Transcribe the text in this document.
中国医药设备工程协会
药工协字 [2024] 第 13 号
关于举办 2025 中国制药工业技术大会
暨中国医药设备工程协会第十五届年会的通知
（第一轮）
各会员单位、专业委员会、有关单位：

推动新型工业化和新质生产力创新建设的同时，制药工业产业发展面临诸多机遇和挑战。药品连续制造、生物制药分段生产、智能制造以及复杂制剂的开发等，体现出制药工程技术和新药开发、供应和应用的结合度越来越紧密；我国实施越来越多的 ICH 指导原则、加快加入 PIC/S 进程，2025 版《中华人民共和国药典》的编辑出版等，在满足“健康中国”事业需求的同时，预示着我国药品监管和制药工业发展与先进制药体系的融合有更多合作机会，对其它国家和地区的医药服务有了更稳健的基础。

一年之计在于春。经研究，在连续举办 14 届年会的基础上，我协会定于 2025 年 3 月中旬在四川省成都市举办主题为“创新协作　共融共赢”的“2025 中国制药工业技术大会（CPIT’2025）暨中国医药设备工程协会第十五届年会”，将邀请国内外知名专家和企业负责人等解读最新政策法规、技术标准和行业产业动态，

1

---+---

* EXERCISE *
Of the lines in the material above, state how many contain the string "中国制药工业技术大会"; give no other text.

* TASK RESPONSE *
2